Task material:
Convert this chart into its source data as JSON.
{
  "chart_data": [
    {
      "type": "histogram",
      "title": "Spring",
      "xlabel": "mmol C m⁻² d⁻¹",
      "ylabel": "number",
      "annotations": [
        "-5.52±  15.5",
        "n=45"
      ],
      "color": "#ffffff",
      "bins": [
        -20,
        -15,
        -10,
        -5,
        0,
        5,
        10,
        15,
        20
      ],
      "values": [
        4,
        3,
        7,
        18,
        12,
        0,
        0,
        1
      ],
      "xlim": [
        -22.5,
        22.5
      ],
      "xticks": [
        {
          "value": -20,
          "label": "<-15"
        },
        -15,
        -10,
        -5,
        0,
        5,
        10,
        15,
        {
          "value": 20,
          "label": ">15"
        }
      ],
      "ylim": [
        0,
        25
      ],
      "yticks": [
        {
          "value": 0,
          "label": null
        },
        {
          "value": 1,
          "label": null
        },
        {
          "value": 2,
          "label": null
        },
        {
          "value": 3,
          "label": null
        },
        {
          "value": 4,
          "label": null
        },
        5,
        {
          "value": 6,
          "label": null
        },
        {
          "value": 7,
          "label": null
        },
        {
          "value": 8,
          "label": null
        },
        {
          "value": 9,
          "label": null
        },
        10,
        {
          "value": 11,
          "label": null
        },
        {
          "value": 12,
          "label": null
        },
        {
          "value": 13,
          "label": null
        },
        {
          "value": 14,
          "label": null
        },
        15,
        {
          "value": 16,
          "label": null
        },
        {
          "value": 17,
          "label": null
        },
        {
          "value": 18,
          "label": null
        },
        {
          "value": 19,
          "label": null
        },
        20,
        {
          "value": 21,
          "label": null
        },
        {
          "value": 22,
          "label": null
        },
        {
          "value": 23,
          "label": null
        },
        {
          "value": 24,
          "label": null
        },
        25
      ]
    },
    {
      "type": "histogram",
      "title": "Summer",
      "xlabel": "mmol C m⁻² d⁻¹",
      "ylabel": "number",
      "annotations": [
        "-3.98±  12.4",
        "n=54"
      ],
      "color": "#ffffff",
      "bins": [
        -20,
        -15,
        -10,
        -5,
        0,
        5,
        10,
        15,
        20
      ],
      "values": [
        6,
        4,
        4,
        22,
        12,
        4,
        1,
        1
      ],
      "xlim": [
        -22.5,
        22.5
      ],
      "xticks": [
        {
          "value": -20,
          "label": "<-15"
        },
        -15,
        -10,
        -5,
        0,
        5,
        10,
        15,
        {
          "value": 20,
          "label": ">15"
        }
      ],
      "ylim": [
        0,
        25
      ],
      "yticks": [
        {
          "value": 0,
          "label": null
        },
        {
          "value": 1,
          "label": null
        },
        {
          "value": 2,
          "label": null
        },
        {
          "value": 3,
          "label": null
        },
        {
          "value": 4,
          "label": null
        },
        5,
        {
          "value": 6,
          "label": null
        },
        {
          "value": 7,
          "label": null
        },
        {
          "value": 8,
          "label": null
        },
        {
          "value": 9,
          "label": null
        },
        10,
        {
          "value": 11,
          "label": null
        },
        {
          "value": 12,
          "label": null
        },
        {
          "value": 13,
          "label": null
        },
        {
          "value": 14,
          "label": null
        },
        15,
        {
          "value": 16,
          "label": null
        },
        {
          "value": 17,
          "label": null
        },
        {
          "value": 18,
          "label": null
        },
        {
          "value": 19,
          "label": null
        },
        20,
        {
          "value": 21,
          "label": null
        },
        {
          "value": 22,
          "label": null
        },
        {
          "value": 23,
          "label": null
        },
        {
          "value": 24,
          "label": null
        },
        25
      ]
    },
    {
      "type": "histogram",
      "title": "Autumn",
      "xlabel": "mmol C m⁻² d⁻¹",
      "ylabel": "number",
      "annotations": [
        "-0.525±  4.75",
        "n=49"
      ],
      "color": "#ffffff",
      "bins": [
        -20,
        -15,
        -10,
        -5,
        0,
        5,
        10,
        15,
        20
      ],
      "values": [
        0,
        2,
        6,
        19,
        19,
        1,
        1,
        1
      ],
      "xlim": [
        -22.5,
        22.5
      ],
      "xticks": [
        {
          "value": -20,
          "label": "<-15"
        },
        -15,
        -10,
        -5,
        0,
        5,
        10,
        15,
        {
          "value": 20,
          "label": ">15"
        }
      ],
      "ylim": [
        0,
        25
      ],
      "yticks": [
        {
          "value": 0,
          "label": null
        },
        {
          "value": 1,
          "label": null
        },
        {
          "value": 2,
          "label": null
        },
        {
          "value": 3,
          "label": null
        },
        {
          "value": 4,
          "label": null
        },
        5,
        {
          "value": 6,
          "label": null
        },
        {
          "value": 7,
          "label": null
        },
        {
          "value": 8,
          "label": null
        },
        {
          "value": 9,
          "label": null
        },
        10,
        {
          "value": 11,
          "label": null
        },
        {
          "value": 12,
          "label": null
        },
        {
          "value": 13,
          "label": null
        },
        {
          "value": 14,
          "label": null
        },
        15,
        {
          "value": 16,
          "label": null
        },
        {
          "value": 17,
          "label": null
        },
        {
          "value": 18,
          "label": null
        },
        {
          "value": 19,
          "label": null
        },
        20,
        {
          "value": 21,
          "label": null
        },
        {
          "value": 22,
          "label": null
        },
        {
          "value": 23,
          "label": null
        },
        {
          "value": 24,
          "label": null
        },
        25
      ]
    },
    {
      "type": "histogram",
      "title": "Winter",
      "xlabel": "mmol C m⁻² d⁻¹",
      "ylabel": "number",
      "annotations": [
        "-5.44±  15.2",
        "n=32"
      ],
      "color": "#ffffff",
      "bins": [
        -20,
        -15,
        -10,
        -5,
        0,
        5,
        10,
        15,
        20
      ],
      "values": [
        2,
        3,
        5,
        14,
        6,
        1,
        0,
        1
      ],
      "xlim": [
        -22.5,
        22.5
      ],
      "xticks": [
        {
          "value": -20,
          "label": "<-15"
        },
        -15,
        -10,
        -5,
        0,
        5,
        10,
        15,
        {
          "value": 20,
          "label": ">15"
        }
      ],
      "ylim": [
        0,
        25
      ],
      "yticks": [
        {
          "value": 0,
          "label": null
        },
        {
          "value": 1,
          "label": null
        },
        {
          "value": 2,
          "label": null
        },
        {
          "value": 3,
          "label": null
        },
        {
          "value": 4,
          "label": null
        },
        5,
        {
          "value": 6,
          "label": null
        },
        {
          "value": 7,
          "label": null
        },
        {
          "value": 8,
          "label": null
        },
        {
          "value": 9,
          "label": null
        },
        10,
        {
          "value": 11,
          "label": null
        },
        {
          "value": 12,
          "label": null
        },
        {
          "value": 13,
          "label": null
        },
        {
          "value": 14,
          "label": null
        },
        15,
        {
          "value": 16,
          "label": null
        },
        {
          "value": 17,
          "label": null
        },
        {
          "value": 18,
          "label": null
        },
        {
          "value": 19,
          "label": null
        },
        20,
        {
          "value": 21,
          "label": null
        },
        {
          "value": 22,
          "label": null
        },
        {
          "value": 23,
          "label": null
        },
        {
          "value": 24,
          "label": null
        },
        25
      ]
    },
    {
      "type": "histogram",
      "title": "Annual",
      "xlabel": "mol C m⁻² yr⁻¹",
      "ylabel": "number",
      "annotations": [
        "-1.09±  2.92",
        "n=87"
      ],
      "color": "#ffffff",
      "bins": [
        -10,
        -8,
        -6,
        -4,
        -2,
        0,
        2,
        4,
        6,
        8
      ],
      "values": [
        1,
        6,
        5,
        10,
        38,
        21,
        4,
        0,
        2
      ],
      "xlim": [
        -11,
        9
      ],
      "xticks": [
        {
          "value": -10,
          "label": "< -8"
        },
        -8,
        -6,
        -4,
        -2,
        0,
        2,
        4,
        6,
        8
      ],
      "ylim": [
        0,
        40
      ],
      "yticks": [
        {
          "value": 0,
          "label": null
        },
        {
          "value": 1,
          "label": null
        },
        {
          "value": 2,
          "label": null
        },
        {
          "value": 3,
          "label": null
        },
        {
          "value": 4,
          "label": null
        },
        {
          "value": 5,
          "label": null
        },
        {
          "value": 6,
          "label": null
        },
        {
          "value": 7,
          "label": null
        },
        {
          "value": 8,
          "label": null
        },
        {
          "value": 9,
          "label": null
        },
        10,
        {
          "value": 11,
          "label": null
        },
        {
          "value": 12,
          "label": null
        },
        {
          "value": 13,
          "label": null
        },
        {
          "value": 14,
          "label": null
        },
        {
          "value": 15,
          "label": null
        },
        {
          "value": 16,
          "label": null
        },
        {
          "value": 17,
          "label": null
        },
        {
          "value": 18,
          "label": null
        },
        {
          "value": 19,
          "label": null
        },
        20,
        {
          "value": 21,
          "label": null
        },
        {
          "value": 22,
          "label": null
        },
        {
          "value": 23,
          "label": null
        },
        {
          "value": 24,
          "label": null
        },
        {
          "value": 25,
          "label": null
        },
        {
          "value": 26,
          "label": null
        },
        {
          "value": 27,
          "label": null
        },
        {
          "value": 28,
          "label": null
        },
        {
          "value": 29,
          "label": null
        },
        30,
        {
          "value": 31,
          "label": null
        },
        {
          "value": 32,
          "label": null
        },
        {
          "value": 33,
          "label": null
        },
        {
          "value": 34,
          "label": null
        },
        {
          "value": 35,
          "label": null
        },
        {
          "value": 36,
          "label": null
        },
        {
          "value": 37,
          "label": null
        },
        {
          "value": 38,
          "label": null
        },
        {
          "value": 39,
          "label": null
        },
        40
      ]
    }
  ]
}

Task to carry out: Tell how many lines contain the word "title", using only the number.

Answer for the task: 5